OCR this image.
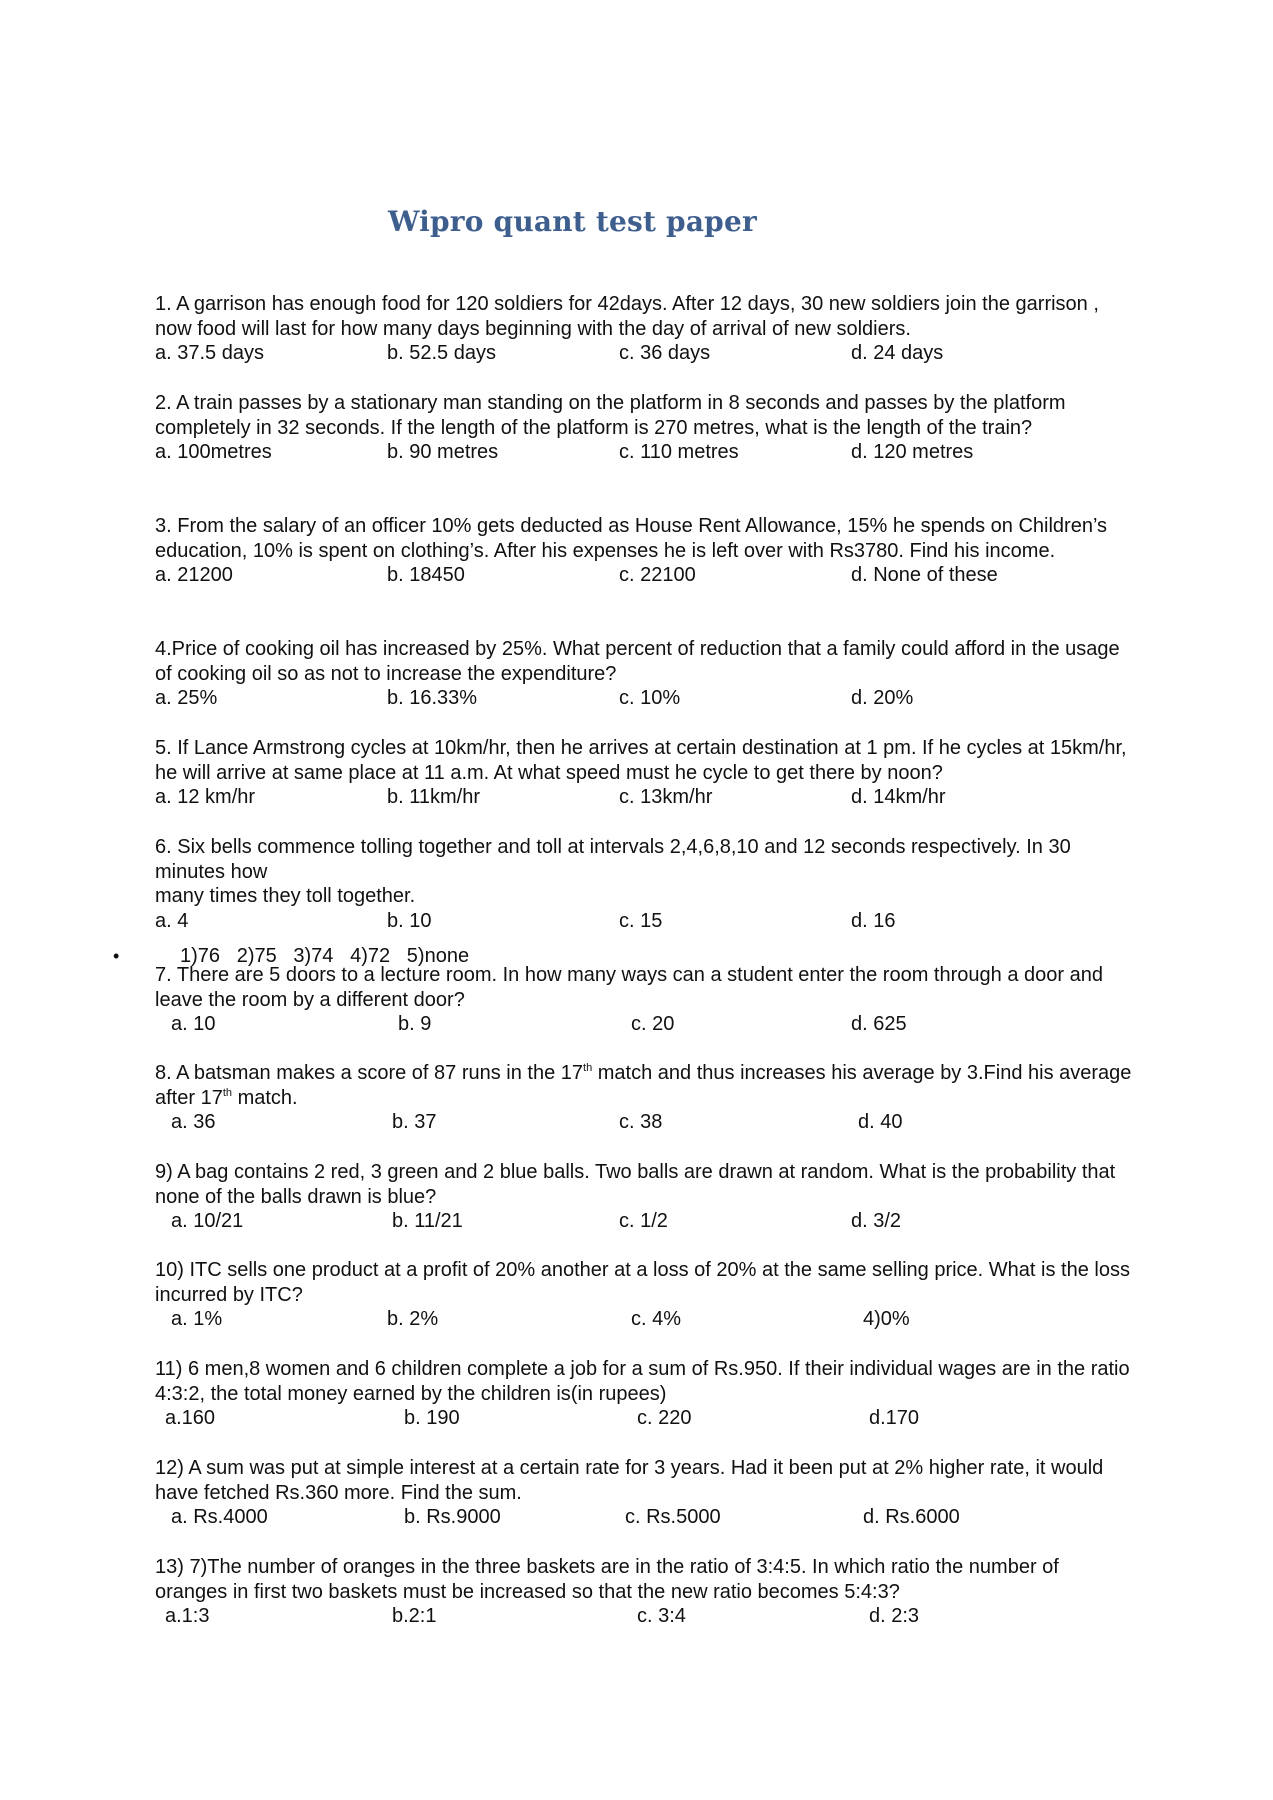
Wipro quant test paper
1. A garrison has enough food for 120 soldiers for 42days. After 12 days, 30 new soldiers join the garrison , now food will last for how many days beginning with the day of arrival of new soldiers.
a. 37.5 days	b. 52.5 days	c. 36 days	d. 24 days
2. A train passes by a stationary man standing on the platform in 8 seconds and passes by the platform completely in 32 seconds. If the length of the platform is 270 metres, what is the length of the train?
a. 100metres	b. 90 metres	c. 110 metres	d. 120 metres
3. From the salary of an officer 10% gets deducted as House Rent Allowance, 15% he spends on Children’s education, 10% is spent on clothing’s. After his expenses he is left over with Rs3780. Find his income.
a. 21200	b. 18450	c. 22100	d. None of these
4.Price of cooking oil has increased by 25%. What percent of reduction that a family could afford in the usage of cooking oil so as not to increase the expenditure?
a. 25%	b. 16.33%	c. 10%	d. 20%
5. If Lance Armstrong cycles at 10km/hr, then he arrives at certain destination at 1 pm. If he cycles at 15km/hr, he will arrive at same place at 11 a.m. At what speed must he cycle to get there by noon?
a. 12 km/hr	b. 11km/hr	c. 13km/hr	d. 14km/hr
6. Six bells commence tolling together and toll at intervals 2,4,6,8,10 and 12 seconds respectively. In 30 minutes how
many times they toll together.
a. 4	b. 10	c. 15	d. 16
•	1)76   2)75   3)74   4)72   5)none
7. There are 5 doors to a lecture room. In how many ways can a student enter the room through a door and leave the room by a different door?
a. 10	b. 9	c. 20	d. 625
8. A batsman makes a score of 87 runs in the 17th match and thus increases his average by 3.Find his average after 17th match.
a. 36	b. 37	c. 38	d. 40
9) A bag contains 2 red, 3 green and 2 blue balls. Two balls are drawn at random. What is the probability that none of the balls drawn is blue?
a. 10/21	b. 11/21	c. 1/2	d. 3/2
10) ITC sells one product at a profit of 20% another at a loss of 20% at the same selling price. What is the loss incurred by ITC?
a. 1%	b. 2%	c. 4%	4)0%
11) 6 men,8 women and 6 children complete a job for a sum of Rs.950. If their individual wages are in the ratio 4:3:2, the total money earned by the children is(in rupees)
a.160	b. 190	c. 220	d.170
12) A sum was put at simple interest at a certain rate for 3 years. Had it been put at 2% higher rate, it would have fetched Rs.360 more. Find the sum.
a. Rs.4000	b. Rs.9000	c. Rs.5000	d. Rs.6000
13) 7)The number of oranges in the three baskets are in the ratio of 3:4:5. In which ratio the number of oranges in first two baskets must be increased so that the new ratio becomes 5:4:3?
a.1:3	b.2:1	c. 3:4	d. 2:3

● ● ● ● ●

WHAT THE EXERCISE ASKS:
Return each line that includes "together".

WRITTEN ANSWER:
6. Six bells commence tolling together and toll at intervals 2,4,6,8,10 and 12 seconds respectively. In 30 minutes how
many times they toll together.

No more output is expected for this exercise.